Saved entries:
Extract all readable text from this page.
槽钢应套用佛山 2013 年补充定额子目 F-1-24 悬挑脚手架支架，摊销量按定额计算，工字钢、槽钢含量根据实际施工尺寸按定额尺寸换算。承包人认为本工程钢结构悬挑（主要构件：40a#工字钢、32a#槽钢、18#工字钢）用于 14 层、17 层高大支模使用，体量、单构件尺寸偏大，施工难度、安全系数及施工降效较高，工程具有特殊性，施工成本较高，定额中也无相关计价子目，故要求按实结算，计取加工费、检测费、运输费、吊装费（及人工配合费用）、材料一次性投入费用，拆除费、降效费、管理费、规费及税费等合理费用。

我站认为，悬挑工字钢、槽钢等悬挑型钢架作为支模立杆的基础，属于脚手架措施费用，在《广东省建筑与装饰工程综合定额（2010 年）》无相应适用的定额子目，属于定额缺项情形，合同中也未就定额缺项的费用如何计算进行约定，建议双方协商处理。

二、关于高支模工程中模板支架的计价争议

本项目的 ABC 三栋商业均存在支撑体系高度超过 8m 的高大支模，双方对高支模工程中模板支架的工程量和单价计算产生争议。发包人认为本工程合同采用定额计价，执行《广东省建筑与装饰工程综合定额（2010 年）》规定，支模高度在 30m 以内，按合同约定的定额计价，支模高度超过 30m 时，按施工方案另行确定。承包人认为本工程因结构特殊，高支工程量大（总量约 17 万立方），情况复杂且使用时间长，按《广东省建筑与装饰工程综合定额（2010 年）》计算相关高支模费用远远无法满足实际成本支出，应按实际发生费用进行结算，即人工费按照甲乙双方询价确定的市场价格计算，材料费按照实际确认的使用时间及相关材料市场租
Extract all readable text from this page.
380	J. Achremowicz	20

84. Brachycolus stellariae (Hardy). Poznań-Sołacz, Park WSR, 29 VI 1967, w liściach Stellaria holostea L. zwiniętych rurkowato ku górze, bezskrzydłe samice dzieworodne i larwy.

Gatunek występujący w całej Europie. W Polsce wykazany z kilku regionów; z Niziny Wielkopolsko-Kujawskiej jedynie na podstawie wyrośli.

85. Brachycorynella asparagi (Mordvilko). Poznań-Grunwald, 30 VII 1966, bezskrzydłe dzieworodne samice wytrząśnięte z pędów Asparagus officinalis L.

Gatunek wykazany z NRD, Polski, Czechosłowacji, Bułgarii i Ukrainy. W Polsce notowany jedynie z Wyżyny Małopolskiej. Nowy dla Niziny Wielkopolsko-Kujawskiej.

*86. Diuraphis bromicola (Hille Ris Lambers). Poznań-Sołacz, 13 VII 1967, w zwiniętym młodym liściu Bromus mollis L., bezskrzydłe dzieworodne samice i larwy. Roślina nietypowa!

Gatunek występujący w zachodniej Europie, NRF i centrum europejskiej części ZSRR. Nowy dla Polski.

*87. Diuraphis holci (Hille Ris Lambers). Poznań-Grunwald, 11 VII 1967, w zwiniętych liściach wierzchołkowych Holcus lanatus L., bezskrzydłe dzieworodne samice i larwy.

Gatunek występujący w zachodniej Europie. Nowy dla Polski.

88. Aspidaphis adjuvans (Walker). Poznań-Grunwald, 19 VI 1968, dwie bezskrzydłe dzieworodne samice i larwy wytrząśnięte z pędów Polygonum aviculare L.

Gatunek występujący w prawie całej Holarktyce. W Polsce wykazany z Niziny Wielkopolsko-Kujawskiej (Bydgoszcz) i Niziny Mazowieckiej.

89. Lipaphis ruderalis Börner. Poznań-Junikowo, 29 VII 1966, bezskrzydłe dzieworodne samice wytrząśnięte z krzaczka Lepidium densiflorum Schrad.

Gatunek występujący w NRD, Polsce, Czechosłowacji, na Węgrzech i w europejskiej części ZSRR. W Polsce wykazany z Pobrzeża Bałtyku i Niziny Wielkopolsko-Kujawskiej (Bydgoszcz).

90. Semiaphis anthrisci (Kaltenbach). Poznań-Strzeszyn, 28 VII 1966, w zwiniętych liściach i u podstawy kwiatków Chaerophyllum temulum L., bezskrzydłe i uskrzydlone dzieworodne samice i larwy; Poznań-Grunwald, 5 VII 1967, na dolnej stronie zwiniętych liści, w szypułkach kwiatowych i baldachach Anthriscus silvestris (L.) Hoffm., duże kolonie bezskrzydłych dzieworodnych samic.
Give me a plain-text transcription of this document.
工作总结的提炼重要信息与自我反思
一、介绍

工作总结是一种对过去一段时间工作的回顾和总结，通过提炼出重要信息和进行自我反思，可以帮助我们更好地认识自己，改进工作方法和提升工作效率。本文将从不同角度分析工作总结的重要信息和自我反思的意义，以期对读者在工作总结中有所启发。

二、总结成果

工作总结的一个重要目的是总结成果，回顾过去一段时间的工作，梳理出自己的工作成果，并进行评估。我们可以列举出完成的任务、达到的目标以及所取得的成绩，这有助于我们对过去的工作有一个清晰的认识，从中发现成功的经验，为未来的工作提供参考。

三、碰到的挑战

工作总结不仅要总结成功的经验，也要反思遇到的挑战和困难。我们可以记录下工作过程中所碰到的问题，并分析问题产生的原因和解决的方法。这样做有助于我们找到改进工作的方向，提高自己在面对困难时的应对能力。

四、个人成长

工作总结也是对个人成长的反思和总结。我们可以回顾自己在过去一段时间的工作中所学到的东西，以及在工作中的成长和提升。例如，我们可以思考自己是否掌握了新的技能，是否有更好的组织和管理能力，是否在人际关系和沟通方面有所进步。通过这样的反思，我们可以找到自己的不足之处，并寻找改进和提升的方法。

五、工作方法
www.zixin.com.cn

WHAT THE EXERCISE ASKS:
Copy all lines of the material above where the string "Wielkopolsko" occurs.

RESULT:
Gatunek występujący w całej Europie. W Polsce wykazany z kilku regionów; z Niziny Wielkopolsko-Kujawskiej jedynie na podstawie wyrośli.
Gatunek wykazany z NRD, Polski, Czechosłowacji, Bułgarii i Ukrainy. W Polsce notowany jedynie z Wyżyny Małopolskiej. Nowy dla Niziny Wielkopolsko-Kujawskiej.
Gatunek występujący w prawie całej Holarktyce. W Polsce wykazany z Niziny Wielkopolsko-Kujawskiej (Bydgoszcz) i Niziny Mazowieckiej.
Gatunek występujący w NRD, Polsce, Czechosłowacji, na Węgrzech i w europejskiej części ZSRR. W Polsce wykazany z Pobrzeża Bałtyku i Niziny Wielkopolsko-Kujawskiej (Bydgoszcz).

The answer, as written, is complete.